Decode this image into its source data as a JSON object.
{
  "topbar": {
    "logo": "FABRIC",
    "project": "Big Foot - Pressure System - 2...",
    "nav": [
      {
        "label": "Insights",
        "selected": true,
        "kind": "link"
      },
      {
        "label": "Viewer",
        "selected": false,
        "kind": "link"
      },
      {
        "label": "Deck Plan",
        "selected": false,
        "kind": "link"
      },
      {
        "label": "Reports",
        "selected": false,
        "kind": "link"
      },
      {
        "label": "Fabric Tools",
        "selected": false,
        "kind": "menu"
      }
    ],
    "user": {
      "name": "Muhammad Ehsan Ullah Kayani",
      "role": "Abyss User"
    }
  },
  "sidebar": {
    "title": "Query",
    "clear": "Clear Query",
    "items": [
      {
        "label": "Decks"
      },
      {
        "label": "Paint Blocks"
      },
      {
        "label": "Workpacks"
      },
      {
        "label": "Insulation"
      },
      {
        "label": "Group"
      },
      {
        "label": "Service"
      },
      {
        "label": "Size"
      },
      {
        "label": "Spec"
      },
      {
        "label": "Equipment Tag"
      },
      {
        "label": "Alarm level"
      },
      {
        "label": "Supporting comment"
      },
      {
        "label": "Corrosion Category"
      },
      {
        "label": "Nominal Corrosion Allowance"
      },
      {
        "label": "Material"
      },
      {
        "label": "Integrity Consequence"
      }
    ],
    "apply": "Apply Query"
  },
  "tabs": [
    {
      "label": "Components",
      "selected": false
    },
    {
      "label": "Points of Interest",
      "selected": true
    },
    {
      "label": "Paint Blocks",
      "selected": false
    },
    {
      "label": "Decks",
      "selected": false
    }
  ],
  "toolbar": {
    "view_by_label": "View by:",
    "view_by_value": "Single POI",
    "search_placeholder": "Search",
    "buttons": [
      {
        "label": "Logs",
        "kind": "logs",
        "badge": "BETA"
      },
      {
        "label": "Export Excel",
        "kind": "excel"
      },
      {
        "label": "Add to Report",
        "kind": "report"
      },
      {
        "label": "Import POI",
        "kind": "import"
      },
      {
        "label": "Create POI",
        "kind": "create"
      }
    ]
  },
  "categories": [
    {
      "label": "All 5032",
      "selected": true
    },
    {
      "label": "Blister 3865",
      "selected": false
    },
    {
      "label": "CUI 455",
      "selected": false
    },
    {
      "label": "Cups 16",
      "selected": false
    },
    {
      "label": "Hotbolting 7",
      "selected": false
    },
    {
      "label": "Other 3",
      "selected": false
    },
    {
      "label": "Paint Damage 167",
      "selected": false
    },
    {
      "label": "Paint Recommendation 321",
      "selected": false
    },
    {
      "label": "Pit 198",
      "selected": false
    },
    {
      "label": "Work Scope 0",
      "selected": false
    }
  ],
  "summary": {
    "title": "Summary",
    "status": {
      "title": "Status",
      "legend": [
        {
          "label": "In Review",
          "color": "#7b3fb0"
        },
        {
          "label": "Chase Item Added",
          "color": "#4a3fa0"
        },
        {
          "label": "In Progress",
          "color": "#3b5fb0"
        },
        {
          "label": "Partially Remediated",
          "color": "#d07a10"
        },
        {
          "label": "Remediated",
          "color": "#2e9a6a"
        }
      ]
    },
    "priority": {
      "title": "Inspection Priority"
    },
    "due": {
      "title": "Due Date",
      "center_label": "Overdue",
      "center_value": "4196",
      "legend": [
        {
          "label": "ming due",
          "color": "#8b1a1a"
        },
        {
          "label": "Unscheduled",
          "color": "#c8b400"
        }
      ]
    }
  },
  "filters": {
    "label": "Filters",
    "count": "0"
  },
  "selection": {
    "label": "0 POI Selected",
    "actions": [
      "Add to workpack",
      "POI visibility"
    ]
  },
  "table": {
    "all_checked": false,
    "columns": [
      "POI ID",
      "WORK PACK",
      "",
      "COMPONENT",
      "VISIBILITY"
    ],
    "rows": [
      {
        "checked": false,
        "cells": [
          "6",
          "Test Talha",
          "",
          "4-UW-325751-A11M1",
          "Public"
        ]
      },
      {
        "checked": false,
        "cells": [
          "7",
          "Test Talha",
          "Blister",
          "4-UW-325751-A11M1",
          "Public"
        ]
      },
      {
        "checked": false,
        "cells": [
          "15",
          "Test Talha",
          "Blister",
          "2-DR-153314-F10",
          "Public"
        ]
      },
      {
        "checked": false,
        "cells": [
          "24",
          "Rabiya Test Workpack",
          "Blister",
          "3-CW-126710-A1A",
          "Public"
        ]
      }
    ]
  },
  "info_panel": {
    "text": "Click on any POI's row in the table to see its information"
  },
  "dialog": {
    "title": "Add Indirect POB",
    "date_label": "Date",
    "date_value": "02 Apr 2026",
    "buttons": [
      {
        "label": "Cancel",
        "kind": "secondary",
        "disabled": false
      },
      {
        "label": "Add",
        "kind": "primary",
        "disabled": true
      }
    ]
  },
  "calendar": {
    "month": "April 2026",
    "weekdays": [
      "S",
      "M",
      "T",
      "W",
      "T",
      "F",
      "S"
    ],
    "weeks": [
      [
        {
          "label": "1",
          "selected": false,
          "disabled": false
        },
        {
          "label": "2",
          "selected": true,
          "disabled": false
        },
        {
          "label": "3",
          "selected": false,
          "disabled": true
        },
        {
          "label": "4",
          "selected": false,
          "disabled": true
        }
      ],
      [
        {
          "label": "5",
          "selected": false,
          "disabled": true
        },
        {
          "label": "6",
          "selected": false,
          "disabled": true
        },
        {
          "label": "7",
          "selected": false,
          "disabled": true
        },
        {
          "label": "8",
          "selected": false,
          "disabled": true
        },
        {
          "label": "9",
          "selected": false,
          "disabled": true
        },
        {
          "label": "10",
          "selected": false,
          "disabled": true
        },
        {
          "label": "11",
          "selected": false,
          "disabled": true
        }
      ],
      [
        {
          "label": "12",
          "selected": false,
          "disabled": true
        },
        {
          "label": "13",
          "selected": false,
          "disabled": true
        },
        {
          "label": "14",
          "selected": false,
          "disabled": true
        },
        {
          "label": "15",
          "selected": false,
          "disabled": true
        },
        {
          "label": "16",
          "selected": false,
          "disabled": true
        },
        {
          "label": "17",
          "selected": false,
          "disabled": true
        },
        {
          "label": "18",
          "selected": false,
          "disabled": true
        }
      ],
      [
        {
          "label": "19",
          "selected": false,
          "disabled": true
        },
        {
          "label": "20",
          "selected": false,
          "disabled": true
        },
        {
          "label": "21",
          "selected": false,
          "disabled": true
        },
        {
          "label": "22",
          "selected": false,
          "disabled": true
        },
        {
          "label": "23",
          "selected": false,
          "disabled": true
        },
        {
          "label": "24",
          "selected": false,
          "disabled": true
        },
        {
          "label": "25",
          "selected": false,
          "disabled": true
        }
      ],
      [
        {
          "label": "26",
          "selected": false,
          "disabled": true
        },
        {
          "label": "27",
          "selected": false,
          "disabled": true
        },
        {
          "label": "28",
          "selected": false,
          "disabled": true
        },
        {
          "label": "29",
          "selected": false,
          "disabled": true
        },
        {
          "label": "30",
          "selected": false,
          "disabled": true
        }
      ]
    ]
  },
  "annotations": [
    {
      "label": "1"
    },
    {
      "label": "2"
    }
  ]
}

---------------

* **Exercise brief**: For each line of the entries that includes "title", show that line.

* **Task solution**:
    "title": "Query",
    "title": "Summary",
      "title": "Status",
      "title": "Inspection Priority"
      "title": "Due Date",
    "title": "Add Indirect POB",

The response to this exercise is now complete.